-- WHAT YOU NEED TO DO --
Copy these lines word for word, starting at the first line of the records and ending at the line that contains "572, 482, 619]", with both ends included.

Records from a dataset:
::::

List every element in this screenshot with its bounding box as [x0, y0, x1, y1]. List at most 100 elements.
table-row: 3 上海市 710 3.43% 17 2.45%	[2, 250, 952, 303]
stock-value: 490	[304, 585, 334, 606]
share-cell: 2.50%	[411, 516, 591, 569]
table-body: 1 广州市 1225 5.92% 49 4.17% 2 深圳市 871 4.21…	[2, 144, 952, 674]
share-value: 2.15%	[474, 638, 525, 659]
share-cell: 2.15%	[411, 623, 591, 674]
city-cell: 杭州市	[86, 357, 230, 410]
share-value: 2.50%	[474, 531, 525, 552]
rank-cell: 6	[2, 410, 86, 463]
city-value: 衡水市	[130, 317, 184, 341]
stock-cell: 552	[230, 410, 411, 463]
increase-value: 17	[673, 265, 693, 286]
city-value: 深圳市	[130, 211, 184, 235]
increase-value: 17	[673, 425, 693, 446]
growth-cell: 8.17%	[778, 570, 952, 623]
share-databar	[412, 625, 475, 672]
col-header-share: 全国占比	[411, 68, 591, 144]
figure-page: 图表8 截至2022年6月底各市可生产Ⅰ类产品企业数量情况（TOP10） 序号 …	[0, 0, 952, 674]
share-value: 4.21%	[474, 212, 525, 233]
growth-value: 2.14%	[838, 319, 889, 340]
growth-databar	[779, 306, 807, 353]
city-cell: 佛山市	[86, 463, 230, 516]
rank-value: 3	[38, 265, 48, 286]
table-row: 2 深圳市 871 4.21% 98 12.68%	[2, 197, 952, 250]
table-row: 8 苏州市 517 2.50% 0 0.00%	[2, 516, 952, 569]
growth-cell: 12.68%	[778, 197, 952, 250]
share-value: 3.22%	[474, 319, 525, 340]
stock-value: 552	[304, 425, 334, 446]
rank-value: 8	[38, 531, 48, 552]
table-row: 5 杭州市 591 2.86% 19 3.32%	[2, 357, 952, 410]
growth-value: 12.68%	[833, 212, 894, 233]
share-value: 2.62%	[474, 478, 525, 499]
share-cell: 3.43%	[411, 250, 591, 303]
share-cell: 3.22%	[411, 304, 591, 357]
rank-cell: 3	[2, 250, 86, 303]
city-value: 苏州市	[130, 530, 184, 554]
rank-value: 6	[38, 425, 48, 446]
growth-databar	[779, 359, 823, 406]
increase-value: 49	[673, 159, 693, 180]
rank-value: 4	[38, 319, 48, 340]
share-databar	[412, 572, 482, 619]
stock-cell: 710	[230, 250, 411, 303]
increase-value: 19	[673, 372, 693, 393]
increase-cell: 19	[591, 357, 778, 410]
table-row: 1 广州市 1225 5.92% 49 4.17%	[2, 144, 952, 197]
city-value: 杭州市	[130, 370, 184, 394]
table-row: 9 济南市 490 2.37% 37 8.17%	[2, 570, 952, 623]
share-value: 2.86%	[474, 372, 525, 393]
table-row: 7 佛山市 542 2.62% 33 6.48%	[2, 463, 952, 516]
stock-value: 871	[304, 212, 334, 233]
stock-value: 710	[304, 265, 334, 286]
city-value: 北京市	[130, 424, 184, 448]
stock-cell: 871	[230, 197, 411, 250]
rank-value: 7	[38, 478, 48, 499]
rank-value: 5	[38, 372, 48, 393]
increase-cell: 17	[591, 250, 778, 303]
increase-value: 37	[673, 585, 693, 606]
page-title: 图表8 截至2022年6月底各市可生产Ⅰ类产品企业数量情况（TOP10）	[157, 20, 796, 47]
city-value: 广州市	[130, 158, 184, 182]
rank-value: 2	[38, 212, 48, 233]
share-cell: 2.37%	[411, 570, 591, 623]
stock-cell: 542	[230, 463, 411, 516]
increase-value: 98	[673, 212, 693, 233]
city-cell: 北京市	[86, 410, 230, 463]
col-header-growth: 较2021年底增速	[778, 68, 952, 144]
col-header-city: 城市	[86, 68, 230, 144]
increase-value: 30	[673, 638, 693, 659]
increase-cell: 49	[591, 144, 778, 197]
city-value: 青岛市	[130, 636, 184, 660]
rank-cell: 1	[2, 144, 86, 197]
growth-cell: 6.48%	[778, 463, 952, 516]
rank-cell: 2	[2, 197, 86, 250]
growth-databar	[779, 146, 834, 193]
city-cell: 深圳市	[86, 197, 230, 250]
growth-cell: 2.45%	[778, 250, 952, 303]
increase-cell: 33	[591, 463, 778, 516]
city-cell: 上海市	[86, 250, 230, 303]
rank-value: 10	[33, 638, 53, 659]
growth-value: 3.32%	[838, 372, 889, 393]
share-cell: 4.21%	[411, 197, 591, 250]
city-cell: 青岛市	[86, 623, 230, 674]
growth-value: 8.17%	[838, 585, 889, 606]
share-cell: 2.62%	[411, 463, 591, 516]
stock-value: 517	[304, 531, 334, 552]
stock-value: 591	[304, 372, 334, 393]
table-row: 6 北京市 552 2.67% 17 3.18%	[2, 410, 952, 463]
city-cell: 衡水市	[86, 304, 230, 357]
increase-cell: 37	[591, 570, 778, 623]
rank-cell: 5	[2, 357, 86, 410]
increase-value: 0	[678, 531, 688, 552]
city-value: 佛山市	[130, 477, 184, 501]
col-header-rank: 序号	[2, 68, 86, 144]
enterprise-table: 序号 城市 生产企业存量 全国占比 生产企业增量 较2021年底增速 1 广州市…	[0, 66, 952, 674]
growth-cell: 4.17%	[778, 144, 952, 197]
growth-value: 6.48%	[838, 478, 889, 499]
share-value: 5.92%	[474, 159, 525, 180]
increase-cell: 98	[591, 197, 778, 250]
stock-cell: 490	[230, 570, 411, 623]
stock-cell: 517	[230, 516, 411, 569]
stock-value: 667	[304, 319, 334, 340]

::::

-- WRITTEN RESPONSE --
List every element in this screenshot with its bounding box as [x0, y0, x1, y1]. List at most 100 elements.
table-row: 3 上海市 710 3.43% 17 2.45%	[2, 250, 952, 303]
stock-value: 490	[304, 585, 334, 606]
share-cell: 2.50%	[411, 516, 591, 569]
table-body: 1 广州市 1225 5.92% 49 4.17% 2 深圳市 871 4.21…	[2, 144, 952, 674]
share-value: 2.15%	[474, 638, 525, 659]
share-cell: 2.15%	[411, 623, 591, 674]
city-cell: 杭州市	[86, 357, 230, 410]
share-value: 2.50%	[474, 531, 525, 552]
rank-cell: 6	[2, 410, 86, 463]
city-value: 衡水市	[130, 317, 184, 341]
stock-cell: 552	[230, 410, 411, 463]
increase-value: 17	[673, 265, 693, 286]
city-value: 深圳市	[130, 211, 184, 235]
increase-value: 17	[673, 425, 693, 446]
growth-cell: 8.17%	[778, 570, 952, 623]
share-databar	[412, 625, 475, 672]
col-header-share: 全国占比	[411, 68, 591, 144]
figure-page: 图表8 截至2022年6月底各市可生产Ⅰ类产品企业数量情况（TOP10） 序号 …	[0, 0, 952, 674]
share-value: 4.21%	[474, 212, 525, 233]
growth-value: 2.14%	[838, 319, 889, 340]
growth-databar	[779, 306, 807, 353]
city-cell: 佛山市	[86, 463, 230, 516]
rank-value: 3	[38, 265, 48, 286]
table-row: 2 深圳市 871 4.21% 98 12.68%	[2, 197, 952, 250]
table-row: 8 苏州市 517 2.50% 0 0.00%	[2, 516, 952, 569]
growth-cell: 12.68%	[778, 197, 952, 250]
share-value: 3.22%	[474, 319, 525, 340]
stock-value: 552	[304, 425, 334, 446]
rank-value: 8	[38, 531, 48, 552]
table-row: 5 杭州市 591 2.86% 19 3.32%	[2, 357, 952, 410]
growth-value: 12.68%	[833, 212, 894, 233]
share-value: 2.62%	[474, 478, 525, 499]
share-cell: 3.43%	[411, 250, 591, 303]
share-cell: 3.22%	[411, 304, 591, 357]
rank-cell: 3	[2, 250, 86, 303]
city-value: 苏州市	[130, 530, 184, 554]
rank-value: 6	[38, 425, 48, 446]
growth-databar	[779, 359, 823, 406]
increase-value: 49	[673, 159, 693, 180]
rank-value: 4	[38, 319, 48, 340]
share-databar	[412, 572, 482, 619]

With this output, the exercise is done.